◆ **Given problem**: Copy whichever lines contain the string "SIMPLE".

★ ★ ★ ★

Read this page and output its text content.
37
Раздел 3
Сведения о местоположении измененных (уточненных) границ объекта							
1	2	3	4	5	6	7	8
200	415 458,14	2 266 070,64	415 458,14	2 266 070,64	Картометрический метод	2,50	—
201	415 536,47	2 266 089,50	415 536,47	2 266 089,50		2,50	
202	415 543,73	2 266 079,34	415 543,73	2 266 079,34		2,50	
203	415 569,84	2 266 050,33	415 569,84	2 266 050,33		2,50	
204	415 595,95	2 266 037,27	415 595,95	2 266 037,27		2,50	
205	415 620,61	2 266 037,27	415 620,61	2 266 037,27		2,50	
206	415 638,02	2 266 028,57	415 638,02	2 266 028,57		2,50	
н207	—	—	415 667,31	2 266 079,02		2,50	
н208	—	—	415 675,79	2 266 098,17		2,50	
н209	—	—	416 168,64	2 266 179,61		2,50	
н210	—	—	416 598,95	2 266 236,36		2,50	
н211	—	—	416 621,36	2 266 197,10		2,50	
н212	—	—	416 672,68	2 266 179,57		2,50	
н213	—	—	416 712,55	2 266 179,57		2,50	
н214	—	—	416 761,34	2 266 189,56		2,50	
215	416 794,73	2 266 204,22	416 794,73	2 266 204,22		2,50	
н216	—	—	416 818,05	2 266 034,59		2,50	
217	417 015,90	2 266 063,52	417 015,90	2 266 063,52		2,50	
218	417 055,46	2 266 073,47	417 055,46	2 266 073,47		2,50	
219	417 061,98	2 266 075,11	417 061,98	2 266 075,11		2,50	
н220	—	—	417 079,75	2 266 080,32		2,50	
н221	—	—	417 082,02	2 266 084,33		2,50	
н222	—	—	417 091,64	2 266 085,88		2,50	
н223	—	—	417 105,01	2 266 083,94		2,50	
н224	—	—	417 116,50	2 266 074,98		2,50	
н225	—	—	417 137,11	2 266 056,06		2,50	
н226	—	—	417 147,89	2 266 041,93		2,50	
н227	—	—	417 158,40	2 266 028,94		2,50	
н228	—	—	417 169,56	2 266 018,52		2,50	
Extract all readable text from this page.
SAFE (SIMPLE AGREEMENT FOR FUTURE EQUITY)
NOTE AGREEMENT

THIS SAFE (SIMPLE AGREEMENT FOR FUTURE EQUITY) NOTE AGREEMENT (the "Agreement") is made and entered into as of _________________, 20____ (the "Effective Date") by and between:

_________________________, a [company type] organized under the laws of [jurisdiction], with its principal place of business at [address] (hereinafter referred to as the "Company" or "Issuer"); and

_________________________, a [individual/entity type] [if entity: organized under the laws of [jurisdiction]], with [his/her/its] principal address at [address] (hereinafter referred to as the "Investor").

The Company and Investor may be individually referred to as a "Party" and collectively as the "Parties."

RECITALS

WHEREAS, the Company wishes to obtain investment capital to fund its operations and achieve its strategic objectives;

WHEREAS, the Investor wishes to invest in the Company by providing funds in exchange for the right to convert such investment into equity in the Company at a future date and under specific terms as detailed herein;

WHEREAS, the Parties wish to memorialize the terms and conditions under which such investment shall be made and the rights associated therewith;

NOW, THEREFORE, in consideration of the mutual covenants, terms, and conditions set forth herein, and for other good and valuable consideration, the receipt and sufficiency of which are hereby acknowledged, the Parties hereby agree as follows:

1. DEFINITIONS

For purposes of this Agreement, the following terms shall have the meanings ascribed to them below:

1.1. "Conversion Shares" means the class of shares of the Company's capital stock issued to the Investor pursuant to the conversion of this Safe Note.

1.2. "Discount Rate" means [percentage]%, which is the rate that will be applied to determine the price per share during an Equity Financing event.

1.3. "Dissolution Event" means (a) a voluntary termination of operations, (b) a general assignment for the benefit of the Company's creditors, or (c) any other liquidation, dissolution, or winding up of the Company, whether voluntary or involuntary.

★ ★ ★ ★

◆ **Full solution**:
SAFE (SIMPLE AGREEMENT FOR FUTURE EQUITY)
THIS SAFE (SIMPLE AGREEMENT FOR FUTURE EQUITY) NOTE AGREEMENT (the "Agreement") is made and entered into as of _________________, 20____ (the "Effective Date") by and between:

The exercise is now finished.